**TASK INPUT**

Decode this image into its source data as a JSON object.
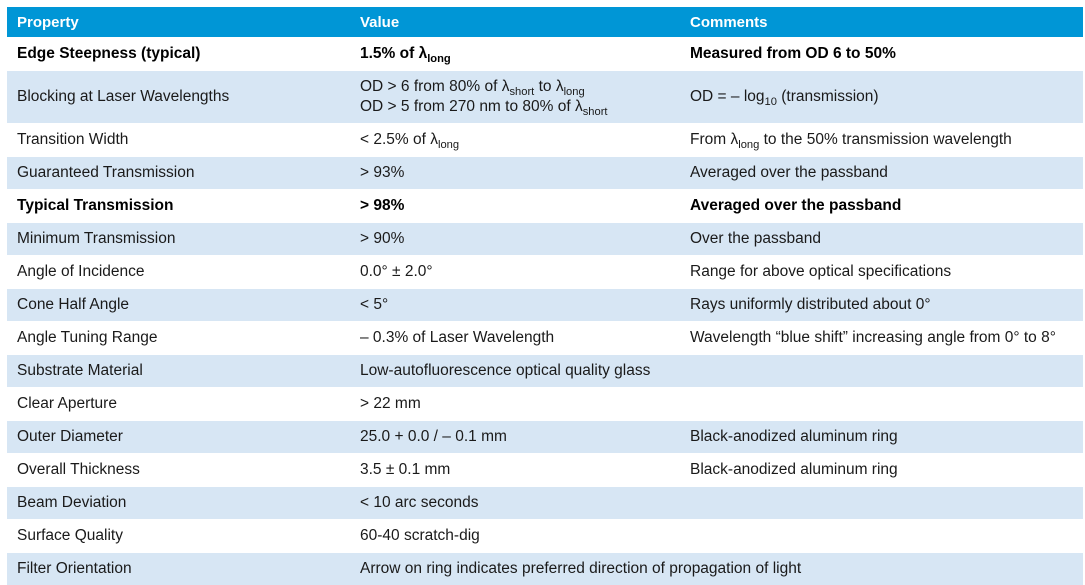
{
  "table": {
    "headers": [
      "Property",
      "Value",
      "Comments"
    ],
    "rows": [
      {
        "bold": true,
        "cells": [
          [
            {
              "t": "Edge Steepness (typical)"
            }
          ],
          [
            {
              "t": "1.5% of λ"
            },
            {
              "sub": "long"
            }
          ],
          [
            {
              "t": "Measured from OD 6 to 50%"
            }
          ]
        ]
      },
      {
        "tall": true,
        "cells": [
          [
            {
              "t": "Blocking at Laser Wavelengths"
            }
          ],
          [
            [
              {
                "t": "OD > 6 from 80% of λ"
              },
              {
                "sub": "short"
              },
              {
                "t": " to λ"
              },
              {
                "sub": "long"
              }
            ],
            [
              {
                "t": "OD > 5 from 270 nm to 80% of λ"
              },
              {
                "sub": "short"
              }
            ]
          ],
          [
            {
              "t": "OD = – log"
            },
            {
              "sub": "10"
            },
            {
              "t": " (transmission)"
            }
          ]
        ]
      },
      {
        "cells": [
          [
            {
              "t": "Transition Width"
            }
          ],
          [
            {
              "t": "< 2.5% of λ"
            },
            {
              "sub": "long"
            }
          ],
          [
            {
              "t": "From λ"
            },
            {
              "sub": "long"
            },
            {
              "t": " to the 50% transmission wavelength"
            }
          ]
        ]
      },
      {
        "cells": [
          [
            {
              "t": "Guaranteed Transmission"
            }
          ],
          [
            {
              "t": "> 93%"
            }
          ],
          [
            {
              "t": "Averaged over the passband"
            }
          ]
        ]
      },
      {
        "bold": true,
        "cells": [
          [
            {
              "t": "Typical Transmission"
            }
          ],
          [
            {
              "t": "> 98%"
            }
          ],
          [
            {
              "t": "Averaged over the passband"
            }
          ]
        ]
      },
      {
        "cells": [
          [
            {
              "t": "Minimum Transmission"
            }
          ],
          [
            {
              "t": "> 90%"
            }
          ],
          [
            {
              "t": "Over the passband"
            }
          ]
        ]
      },
      {
        "cells": [
          [
            {
              "t": "Angle of Incidence"
            }
          ],
          [
            {
              "t": " 0.0° ± 2.0°"
            }
          ],
          [
            {
              "t": "Range for above optical specifications"
            }
          ]
        ]
      },
      {
        "cells": [
          [
            {
              "t": "Cone Half Angle"
            }
          ],
          [
            {
              "t": "< 5°"
            }
          ],
          [
            {
              "t": "Rays uniformly distributed about 0°"
            }
          ]
        ]
      },
      {
        "cells": [
          [
            {
              "t": "Angle Tuning Range"
            }
          ],
          [
            {
              "t": "– 0.3% of Laser Wavelength"
            }
          ],
          [
            {
              "t": "Wavelength “blue shift” increasing angle from 0° to 8°"
            }
          ]
        ]
      },
      {
        "cells": [
          [
            {
              "t": "Substrate Material"
            }
          ],
          [
            {
              "t": "Low-autofluorescence optical quality glass"
            }
          ],
          [
            {
              "t": ""
            }
          ]
        ]
      },
      {
        "cells": [
          [
            {
              "t": "Clear Aperture"
            }
          ],
          [
            {
              "t": "> 22 mm"
            }
          ],
          [
            {
              "t": ""
            }
          ]
        ]
      },
      {
        "cells": [
          [
            {
              "t": "Outer Diameter"
            }
          ],
          [
            {
              "t": "25.0 + 0.0 / – 0.1 mm"
            }
          ],
          [
            {
              "t": "Black-anodized aluminum ring"
            }
          ]
        ]
      },
      {
        "cells": [
          [
            {
              "t": "Overall Thickness"
            }
          ],
          [
            {
              "t": "3.5 ± 0.1 mm"
            }
          ],
          [
            {
              "t": "Black-anodized aluminum ring"
            }
          ]
        ]
      },
      {
        "cells": [
          [
            {
              "t": "Beam Deviation"
            }
          ],
          [
            {
              "t": "< 10 arc seconds"
            }
          ],
          [
            {
              "t": ""
            }
          ]
        ]
      },
      {
        "cells": [
          [
            {
              "t": "Surface Quality"
            }
          ],
          [
            {
              "t": "60-40 scratch-dig"
            }
          ],
          [
            {
              "t": ""
            }
          ]
        ]
      },
      {
        "span": true,
        "cells": [
          [
            {
              "t": "Filter Orientation"
            }
          ],
          [
            {
              "t": "Arrow on ring indicates preferred direction of propagation of light"
            }
          ]
        ]
      }
    ]
  }
}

**REQUIRED TASK**
Copy each line of the data that contains the word "optical".

**RESPONSE**
              "t": "Range for above optical specifications"
              "t": "Low-autofluorescence optical quality glass"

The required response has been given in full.